**Aufgabenliste:**
A) Was sagt der Artikel über Security Controlling zu diesen Punkten?
(i) Aus wie vielen Unternehmen des DAX 30 kamen die Sicherheitsverantwortlichen, die das Forschungsprojekt unterstützten?
(ii) Worum geht es beim Security Controlling vereinfacht ausgedrückt?
(iii) Für wen ist diese Transparenz laut Text wichtig, um seinen Verantwortungsbereich bestmöglich managen zu können?
B) Setze den Artikel über Security Controlling nach seinem letzten Satz fort.

**Quelldokument:**
╭──

Pragmatisches Security Controlling

Kann man Schutz und Sicherheit messen? Security Controlling ist ein Ansatz, für eine angemessene Kosten- und Leistungstransparenz zu sorgen.

Dieser Artikel beschreibt den Verlauf und ausgewählte Ergebnisse eines Forschungsprojekts, das von Sicherheitsverantwortlichen aus 20 Unternehmen des DAX 30 unterstützt wurde und das Konzept eines „Security Controllings“vorstellt. Zweck dieses Vorhabens war es, unter anderem herauszuarbeiten, wie Schutz (den man etabliert) und Sicherheit (die dadurch entsteht) gemessen und der Mehrwert der Corporate Security ermittelt werden können – und wie so ein „Security Controlling“ in DAX-Unternehmen bereits praktiziert wird.

Was ist Security Controlling?

Vereinfacht ausgedrückt geht es darum, in der betrieblichen Sicherheitsorganisation eine angemessene Kosten- und Leistungstransparenz zu gewährleisten. Für einen Chief Security Officer ist dies einerseits wichtig, um seinen Verantwortungsbereich bestmöglich managen zu können. Anderseits ist dies wichtig, wenn er seinen Stakeholdern zum Beispiel in der Unternehmensleitung aufzeigen möchte, warum er was tut, welches Ergebnis er dabei erzielt und wie sich dies auf die Geschäftsaktivitäten seines Unternehmens auswirkt.

╰──

Elementbox-Datensätze:

╭──

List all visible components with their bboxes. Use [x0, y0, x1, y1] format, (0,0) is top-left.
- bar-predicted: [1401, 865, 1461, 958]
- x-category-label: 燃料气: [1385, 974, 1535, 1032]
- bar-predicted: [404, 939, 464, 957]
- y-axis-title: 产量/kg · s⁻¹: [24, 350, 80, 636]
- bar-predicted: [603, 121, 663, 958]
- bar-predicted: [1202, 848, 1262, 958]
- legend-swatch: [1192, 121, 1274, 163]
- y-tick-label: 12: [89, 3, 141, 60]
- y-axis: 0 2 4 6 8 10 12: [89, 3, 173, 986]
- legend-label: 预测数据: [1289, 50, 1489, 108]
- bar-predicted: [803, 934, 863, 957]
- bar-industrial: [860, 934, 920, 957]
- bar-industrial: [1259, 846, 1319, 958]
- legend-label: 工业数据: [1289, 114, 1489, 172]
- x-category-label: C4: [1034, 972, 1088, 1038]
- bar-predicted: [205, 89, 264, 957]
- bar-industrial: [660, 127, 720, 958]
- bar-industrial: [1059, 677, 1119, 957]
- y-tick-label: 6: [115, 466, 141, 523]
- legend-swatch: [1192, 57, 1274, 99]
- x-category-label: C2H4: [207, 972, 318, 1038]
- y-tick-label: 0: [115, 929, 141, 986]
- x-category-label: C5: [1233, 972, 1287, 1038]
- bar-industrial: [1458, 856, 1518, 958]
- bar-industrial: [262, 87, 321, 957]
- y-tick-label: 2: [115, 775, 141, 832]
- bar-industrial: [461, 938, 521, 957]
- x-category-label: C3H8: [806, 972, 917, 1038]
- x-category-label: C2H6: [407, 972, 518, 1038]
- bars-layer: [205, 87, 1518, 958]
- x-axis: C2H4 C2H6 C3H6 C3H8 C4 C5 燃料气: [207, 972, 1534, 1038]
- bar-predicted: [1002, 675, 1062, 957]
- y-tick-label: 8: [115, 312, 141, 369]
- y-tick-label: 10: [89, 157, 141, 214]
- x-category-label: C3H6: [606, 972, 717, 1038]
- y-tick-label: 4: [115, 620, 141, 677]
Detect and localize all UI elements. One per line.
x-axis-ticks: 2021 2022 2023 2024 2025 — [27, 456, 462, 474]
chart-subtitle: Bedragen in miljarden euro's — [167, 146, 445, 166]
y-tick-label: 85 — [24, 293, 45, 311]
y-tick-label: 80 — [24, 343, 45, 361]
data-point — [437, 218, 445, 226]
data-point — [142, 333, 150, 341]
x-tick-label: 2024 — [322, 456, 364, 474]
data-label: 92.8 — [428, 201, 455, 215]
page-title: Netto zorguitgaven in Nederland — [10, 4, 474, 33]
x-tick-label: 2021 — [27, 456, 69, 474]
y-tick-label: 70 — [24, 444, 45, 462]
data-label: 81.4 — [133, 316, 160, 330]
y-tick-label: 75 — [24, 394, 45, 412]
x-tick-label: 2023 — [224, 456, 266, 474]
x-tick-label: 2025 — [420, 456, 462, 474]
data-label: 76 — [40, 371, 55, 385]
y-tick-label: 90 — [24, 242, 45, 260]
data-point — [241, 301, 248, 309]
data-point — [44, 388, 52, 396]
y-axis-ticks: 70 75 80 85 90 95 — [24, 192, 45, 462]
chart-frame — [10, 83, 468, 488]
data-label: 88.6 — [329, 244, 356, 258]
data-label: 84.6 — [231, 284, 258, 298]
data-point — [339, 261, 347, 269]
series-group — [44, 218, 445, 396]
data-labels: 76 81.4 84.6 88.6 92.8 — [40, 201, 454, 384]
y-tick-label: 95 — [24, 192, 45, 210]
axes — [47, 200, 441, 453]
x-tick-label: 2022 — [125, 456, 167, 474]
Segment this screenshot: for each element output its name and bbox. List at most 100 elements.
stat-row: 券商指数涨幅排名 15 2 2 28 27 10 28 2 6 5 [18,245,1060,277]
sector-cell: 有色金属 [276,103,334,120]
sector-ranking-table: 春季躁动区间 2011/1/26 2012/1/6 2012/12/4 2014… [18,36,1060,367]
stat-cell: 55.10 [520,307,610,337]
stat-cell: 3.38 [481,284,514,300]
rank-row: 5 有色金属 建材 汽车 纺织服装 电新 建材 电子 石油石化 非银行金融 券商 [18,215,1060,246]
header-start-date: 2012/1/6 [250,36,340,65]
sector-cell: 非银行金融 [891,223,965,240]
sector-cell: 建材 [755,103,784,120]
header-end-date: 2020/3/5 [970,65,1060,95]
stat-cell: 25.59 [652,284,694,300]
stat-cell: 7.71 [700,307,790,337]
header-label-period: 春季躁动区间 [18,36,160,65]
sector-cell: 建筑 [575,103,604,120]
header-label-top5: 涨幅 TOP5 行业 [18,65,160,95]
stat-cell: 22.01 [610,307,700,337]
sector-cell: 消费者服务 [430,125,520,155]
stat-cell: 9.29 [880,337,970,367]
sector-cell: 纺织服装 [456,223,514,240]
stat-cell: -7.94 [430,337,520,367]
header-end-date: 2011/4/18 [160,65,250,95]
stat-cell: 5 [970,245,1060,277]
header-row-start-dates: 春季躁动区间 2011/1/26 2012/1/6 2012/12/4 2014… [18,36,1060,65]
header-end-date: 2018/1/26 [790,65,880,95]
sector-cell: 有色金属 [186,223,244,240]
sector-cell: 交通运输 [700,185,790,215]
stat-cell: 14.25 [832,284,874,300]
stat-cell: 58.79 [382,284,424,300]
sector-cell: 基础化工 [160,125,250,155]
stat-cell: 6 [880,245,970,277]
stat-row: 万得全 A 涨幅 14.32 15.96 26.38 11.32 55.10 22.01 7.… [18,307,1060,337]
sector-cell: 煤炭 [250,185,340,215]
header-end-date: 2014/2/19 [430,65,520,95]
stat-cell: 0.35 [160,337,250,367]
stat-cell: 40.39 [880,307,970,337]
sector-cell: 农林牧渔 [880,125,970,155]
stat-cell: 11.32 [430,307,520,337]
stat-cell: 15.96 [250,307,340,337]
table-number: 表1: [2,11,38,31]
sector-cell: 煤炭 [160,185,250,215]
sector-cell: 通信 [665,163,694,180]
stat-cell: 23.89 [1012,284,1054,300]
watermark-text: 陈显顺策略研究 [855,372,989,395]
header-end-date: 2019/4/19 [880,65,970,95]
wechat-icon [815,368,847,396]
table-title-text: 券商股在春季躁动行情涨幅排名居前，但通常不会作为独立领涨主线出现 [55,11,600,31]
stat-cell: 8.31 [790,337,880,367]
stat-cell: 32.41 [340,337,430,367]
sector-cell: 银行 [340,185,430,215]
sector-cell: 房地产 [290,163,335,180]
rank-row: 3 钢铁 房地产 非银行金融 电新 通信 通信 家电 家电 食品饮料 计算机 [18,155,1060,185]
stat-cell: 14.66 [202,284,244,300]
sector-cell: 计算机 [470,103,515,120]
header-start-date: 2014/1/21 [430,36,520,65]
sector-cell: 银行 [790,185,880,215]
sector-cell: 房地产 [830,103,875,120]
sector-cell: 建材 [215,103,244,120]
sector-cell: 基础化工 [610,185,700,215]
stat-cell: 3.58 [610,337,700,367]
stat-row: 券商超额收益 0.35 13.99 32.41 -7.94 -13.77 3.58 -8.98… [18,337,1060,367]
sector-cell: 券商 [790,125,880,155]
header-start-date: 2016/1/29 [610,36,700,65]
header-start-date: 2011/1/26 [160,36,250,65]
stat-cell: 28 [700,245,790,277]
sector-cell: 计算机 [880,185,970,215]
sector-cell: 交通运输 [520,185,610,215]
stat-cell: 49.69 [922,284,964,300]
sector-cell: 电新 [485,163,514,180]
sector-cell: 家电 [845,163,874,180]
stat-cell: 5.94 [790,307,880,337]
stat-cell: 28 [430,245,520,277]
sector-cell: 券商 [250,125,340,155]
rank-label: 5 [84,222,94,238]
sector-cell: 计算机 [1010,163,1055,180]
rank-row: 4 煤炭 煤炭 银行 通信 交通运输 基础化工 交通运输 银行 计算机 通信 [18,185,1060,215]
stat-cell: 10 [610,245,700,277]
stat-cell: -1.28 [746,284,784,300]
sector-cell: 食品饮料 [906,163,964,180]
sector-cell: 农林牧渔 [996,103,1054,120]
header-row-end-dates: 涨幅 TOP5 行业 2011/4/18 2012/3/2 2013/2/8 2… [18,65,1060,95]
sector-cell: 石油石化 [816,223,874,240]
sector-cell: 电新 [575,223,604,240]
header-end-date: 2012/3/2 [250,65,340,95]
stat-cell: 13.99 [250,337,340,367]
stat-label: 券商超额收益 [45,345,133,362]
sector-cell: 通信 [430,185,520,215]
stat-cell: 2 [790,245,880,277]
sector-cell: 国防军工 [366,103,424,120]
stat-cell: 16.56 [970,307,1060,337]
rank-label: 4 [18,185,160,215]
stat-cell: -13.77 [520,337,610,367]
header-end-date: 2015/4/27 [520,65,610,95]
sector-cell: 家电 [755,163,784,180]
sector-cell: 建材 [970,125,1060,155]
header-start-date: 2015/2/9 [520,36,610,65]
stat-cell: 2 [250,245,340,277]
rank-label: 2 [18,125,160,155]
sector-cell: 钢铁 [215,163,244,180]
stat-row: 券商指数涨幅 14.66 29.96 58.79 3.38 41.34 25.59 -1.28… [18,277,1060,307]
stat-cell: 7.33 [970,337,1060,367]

╰──

**Ergebnisse je Aufgabe:**
A)
(i) Aus 20 Unternehmen des DAX 30.
(ii) Darum, in der betrieblichen Sicherheitsorganisation eine angemessene Kosten- und Leistungstransparenz zu gewährleisten.
(iii) Für einen Chief Security Officer.

B)
Die Ähnlichkeiten zum Qualitätsmanagement sind offensichtlich, denn auch hier geht es um die kontinuierliche Sammlung, Dokumentation, Auswertung und Diskussion relevanter, verlässlicher und zutreffender Informationen über die geleistete Arbeit und die erzielten Ergebnisse. Doch bevor ein derartiger Prozess beginnen kann, müssen die Beteiligten und ihre Stakeholder festlegen, was sie eigentlich wissen möchten – und sich über die relevanten Zusammenhänge und Kausalnetze verständigen.

Aufbau des Forschungsprojekts

Nach einer empirischen Vorstudie fand eine Expertenbefragung (Interviews und Fragebogen) statt, an der sich Sicherheitsverantwortliche aus folgenden Unternehmen beteiligten: BASF, Beiersdorf, BMW, Daimler, Deutsche Bank, Deutsche Börse, Deutsche Lufthansa, Deutsche Post DHL, Deutsche Telekom, E.ON, Heidelbergcement, Henkel, Infineon, K+S, MAN, Merck, Metro, Munich RE, RWE, Siemens.

Im Anschluss entstanden noch drei Fallstudien, in denen unter anderem die Erkenntnisse der DPDHL AG mit der Security Scorecard der DHL und die Methodik der Siemens AG zur Sicherstellung von Projekterfolg in High Risk Areas analysiert wurden.

Erkenntnisse

Das Projekt brachte eine Vielzahl von interessanten Erkenntnissen zur Praxis der Leistungsmessung und Wertbeitragsermittlung in den 20 DAX-Unternehmen. Zunächst gibt es in den befragten Unternehmen ein – implizit – gemeinsames Verständnis davon, wie Unternehmenssicherheit „funktioniert“. Die im Rahmen der Interviews gefundenen Zusammenhänge stellt das nachfolgende Security Performance Modell dar.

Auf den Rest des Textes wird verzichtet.